*Dataset records*:
·····
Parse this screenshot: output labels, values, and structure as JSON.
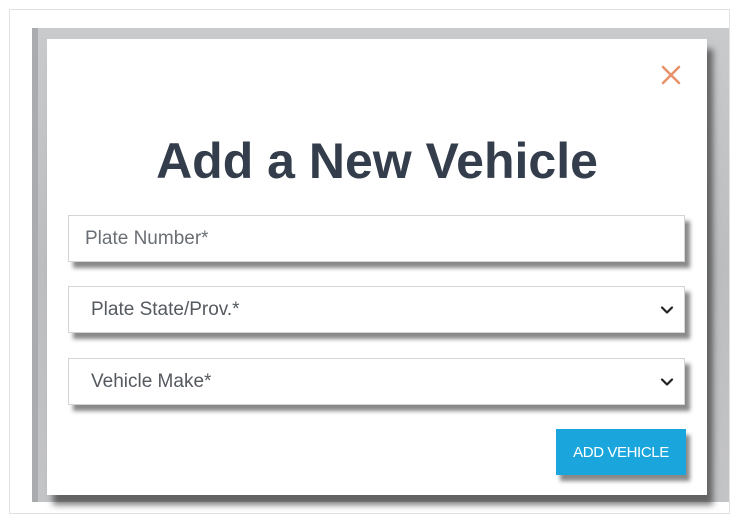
{
  "modal": {
    "title": "Add a New Vehicle",
    "close_icon": "close-icon",
    "fields": {
      "plate_number": {
        "placeholder": "Plate Number*",
        "value": ""
      },
      "plate_state": {
        "selected": "Plate State/Prov.*",
        "icon": "chevron-down-icon"
      },
      "vehicle_make": {
        "selected": "Vehicle Make*",
        "icon": "chevron-down-icon"
      }
    },
    "submit_label": "ADD VEHICLE"
  },
  "colors": {
    "title": "#333d4c",
    "close_icon": "#e8926a",
    "button": "#1aa6dc",
    "button_text": "#ffffff",
    "backdrop": "#c4c5c7"
  }
}
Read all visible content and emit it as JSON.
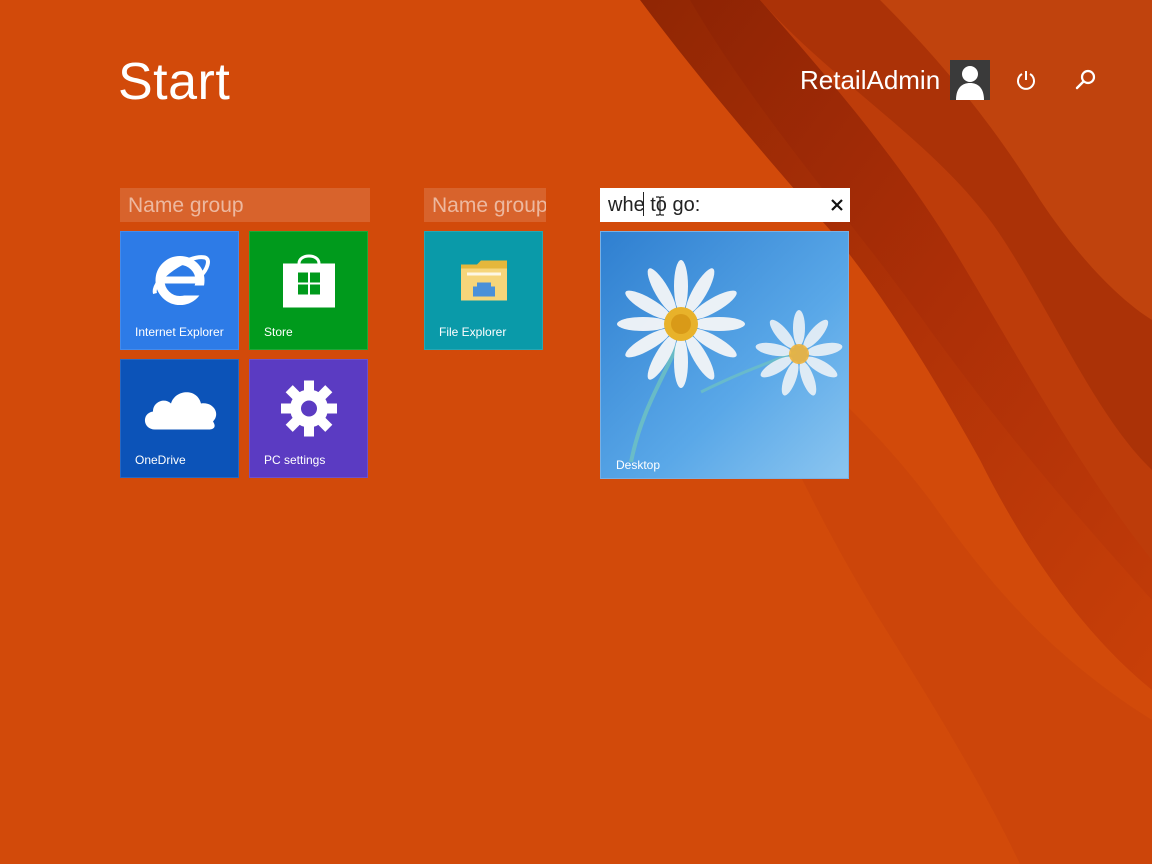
{
  "screen": {
    "title": "Start",
    "background_color": "#d24a0a"
  },
  "user": {
    "name": "RetailAdmin",
    "avatar_icon": "user-silhouette-icon"
  },
  "top_actions": {
    "power_icon": "power-icon",
    "search_icon": "search-icon"
  },
  "groups": [
    {
      "placeholder": "Name group",
      "tiles": [
        {
          "label": "Internet Explorer",
          "color": "#2d7be7",
          "icon": "internet-explorer-icon"
        },
        {
          "label": "Store",
          "color": "#009a1c",
          "icon": "store-icon"
        },
        {
          "label": "OneDrive",
          "color": "#0c53b8",
          "icon": "onedrive-icon"
        },
        {
          "label": "PC settings",
          "color": "#5b3bc2",
          "icon": "gear-icon"
        }
      ]
    },
    {
      "placeholder": "Name group",
      "tiles": [
        {
          "label": "File Explorer",
          "color": "#0a9aa9",
          "icon": "folder-icon"
        }
      ]
    },
    {
      "editing_value": "whe to go:",
      "clear_icon": "close-icon",
      "tiles": [
        {
          "label": "Desktop",
          "color": "#3f8fd8",
          "icon": "desktop-wallpaper"
        }
      ]
    }
  ]
}
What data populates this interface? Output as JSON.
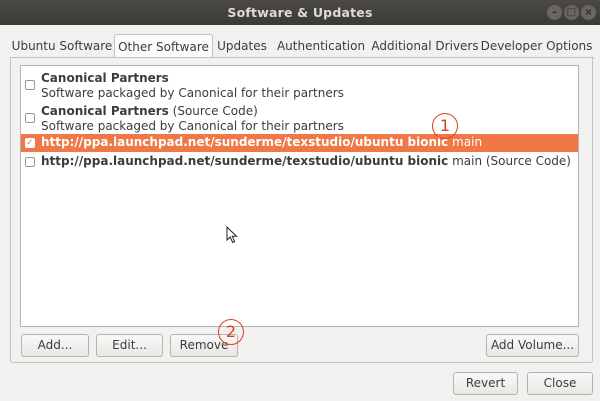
{
  "window": {
    "title": "Software & Updates"
  },
  "tabs": [
    {
      "label": "Ubuntu Software"
    },
    {
      "label": "Other Software",
      "active": true
    },
    {
      "label": "Updates"
    },
    {
      "label": "Authentication"
    },
    {
      "label": "Additional Drivers"
    },
    {
      "label": "Developer Options"
    }
  ],
  "sources": [
    {
      "bold": "Canonical Partners",
      "rest": "",
      "sub": "Software packaged by Canonical for their partners",
      "checked": false
    },
    {
      "bold": "Canonical Partners",
      "rest": " (Source Code)",
      "sub": "Software packaged by Canonical for their partners",
      "checked": false
    },
    {
      "bold": "http://ppa.launchpad.net/sunderme/texstudio/ubuntu bionic",
      "rest": " main",
      "checked": true,
      "selected": true
    },
    {
      "bold": "http://ppa.launchpad.net/sunderme/texstudio/ubuntu bionic",
      "rest": " main (Source Code)",
      "checked": false
    }
  ],
  "buttons": {
    "add": "Add...",
    "edit": "Edit...",
    "remove": "Remove",
    "add_volume": "Add Volume...",
    "revert": "Revert",
    "close": "Close"
  },
  "annotations": [
    "1",
    "2"
  ],
  "colors": {
    "selection": "#f07746",
    "annotation": "#e0401f",
    "titlebar": "#3b3a37"
  }
}
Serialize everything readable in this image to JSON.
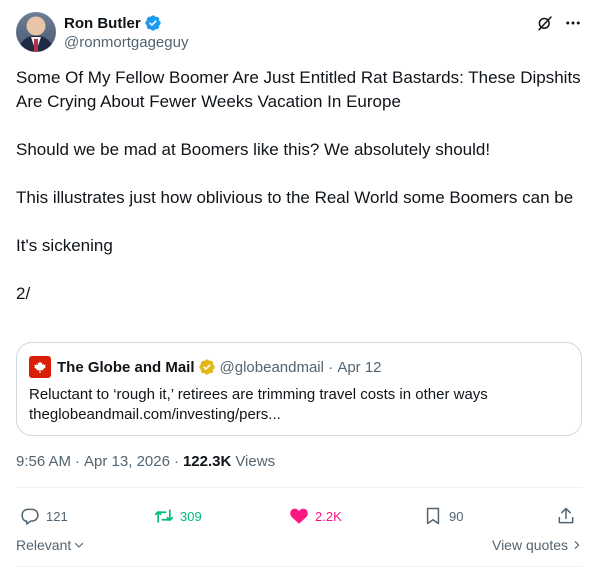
{
  "author": {
    "name": "Ron Butler",
    "handle": "@ronmortgageguy",
    "verified_color": "#1d9bf0"
  },
  "tweet": {
    "paragraphs": [
      "Some Of My Fellow Boomer Are Just Entitled Rat Bastards: These Dipshits Are Crying About Fewer Weeks Vacation In Europe",
      "Should we be mad at Boomers like this? We absolutely should!",
      "This illustrates just how oblivious to the Real World some Boomers can be",
      "It's sickening",
      "2/"
    ]
  },
  "quote": {
    "name": "The Globe and Mail",
    "handle": "@globeandmail",
    "date": "Apr 12",
    "text": "Reluctant to ‘rough it,’ retirees are trimming travel costs in other ways",
    "link": "theglobeandmail.com/investing/pers...",
    "badge_color": "#e2b719",
    "logo_color": "#d81e05"
  },
  "meta": {
    "time": "9:56 AM",
    "date": "Apr 13, 2026",
    "views_count": "122.3K",
    "views_label": "Views"
  },
  "actions": {
    "replies": "121",
    "reposts": "309",
    "likes": "2.2K",
    "bookmarks": "90"
  },
  "colors": {
    "repost": "#00ba7c",
    "like": "#f91880",
    "muted": "#536471"
  },
  "footer": {
    "sort_label": "Relevant",
    "view_quotes_label": "View quotes"
  }
}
·····
*Task details*:
Output a faithful copy of the data, with each picture left out.

*Response to the exercise*:
Parse this screenshot: output labels, values, and structure as JSON.
{
  "modal": {
    "title": "Add a New Vehicle",
    "close_icon": "close-icon",
    "fields": {
      "plate_number": {
        "placeholder": "Plate Number*",
        "value": ""
      },
      "plate_state": {
        "selected": "Plate State/Prov.*",
        "icon": "chevron-down-icon"
      },
      "vehicle_make": {
        "selected": "Vehicle Make*",
        "icon": "chevron-down-icon"
      }
    },
    "submit_label": "ADD VEHICLE"
  },
  "colors": {
    "title": "#333d4c",
    "close_icon": "#e8926a",
    "button": "#1aa6dc",
    "button_text": "#ffffff",
    "backdrop": "#c4c5c7"
  }
}
Read all visible content and emit it as JSON.
{
  "screen": {
    "title": "Start",
    "background_color": "#d24a0a"
  },
  "user": {
    "name": "RetailAdmin",
    "avatar_icon": "user-silhouette-icon"
  },
  "top_actions": {
    "power_icon": "power-icon",
    "search_icon": "search-icon"
  },
  "groups": [
    {
      "placeholder": "Name group",
      "tiles": [
        {
          "label": "Internet Explorer",
          "color": "#2d7be7",
          "icon": "internet-explorer-icon"
        },
        {
          "label": "Store",
          "color": "#009a1c",
          "icon": "store-icon"
        },
        {
          "label": "OneDrive",
          "color": "#0c53b8",
          "icon": "onedrive-icon"
        },
        {
          "label": "PC settings",
          "color": "#5b3bc2",
          "icon": "gear-icon"
        }
      ]
    },
    {
      "placeholder": "Name group",
      "tiles": [
        {
          "label": "File Explorer",
          "color": "#0a9aa9",
          "icon": "folder-icon"
        }
      ]
    },
    {
      "editing_value": "whe to go:",
      "clear_icon": "close-icon",
      "tiles": [
        {
          "label": "Desktop",
          "color": "#3f8fd8",
          "icon": "desktop-wallpaper"
        }
      ]
    }
  ]
}
What data populates this interface? Output as JSON.
{
  "window": {
    "title": "Software & Updates"
  },
  "tabs": [
    {
      "label": "Ubuntu Software"
    },
    {
      "label": "Other Software",
      "active": true
    },
    {
      "label": "Updates"
    },
    {
      "label": "Authentication"
    },
    {
      "label": "Additional Drivers"
    },
    {
      "label": "Developer Options"
    }
  ],
  "sources": [
    {
      "bold": "Canonical Partners",
      "rest": "",
      "sub": "Software packaged by Canonical for their partners",
      "checked": false
    },
    {
      "bold": "Canonical Partners",
      "rest": " (Source Code)",
      "sub": "Software packaged by Canonical for their partners",
      "checked": false
    },
    {
      "bold": "http://ppa.launchpad.net/sunderme/texstudio/ubuntu bionic",
      "rest": " main",
      "checked": true,
      "selected": true
    },
    {
      "bold": "http://ppa.launchpad.net/sunderme/texstudio/ubuntu bionic",
      "rest": " main (Source Code)",
      "checked": false
    }
  ],
  "buttons": {
    "add": "Add...",
    "edit": "Edit...",
    "remove": "Remove",
    "add_volume": "Add Volume...",
    "revert": "Revert",
    "close": "Close"
  },
  "annotations": [
    "1",
    "2"
  ],
  "colors": {
    "selection": "#f07746",
    "annotation": "#e0401f",
    "titlebar": "#3b3a37"
  }
}
Serialize everything readable in this image to JSON.
{
  "author": {
    "name": "Ron Butler",
    "handle": "@ronmortgageguy",
    "verified_color": "#1d9bf0"
  },
  "tweet": {
    "paragraphs": [
      "Some Of My Fellow Boomer Are Just Entitled Rat Bastards: These Dipshits Are Crying About Fewer Weeks Vacation In Europe",
      "Should we be mad at Boomers like this? We absolutely should!",
      "This illustrates just how oblivious to the Real World some Boomers can be",
      "It's sickening",
      "2/"
    ]
  },
  "quote": {
    "name": "The Globe and Mail",
    "handle": "@globeandmail",
    "date": "Apr 12",
    "text": "Reluctant to ‘rough it,’ retirees are trimming travel costs in other ways",
    "link": "theglobeandmail.com/investing/pers...",
    "badge_color": "#e2b719",
    "logo_color": "#d81e05"
  },
  "meta": {
    "time": "9:56 AM",
    "date": "Apr 13, 2026",
    "views_count": "122.3K",
    "views_label": "Views"
  },
  "actions": {
    "replies": "121",
    "reposts": "309",
    "likes": "2.2K",
    "bookmarks": "90"
  },
  "colors": {
    "repost": "#00ba7c",
    "like": "#f91880",
    "muted": "#536471"
  },
  "footer": {
    "sort_label": "Relevant",
    "view_quotes_label": "View quotes"
  }
}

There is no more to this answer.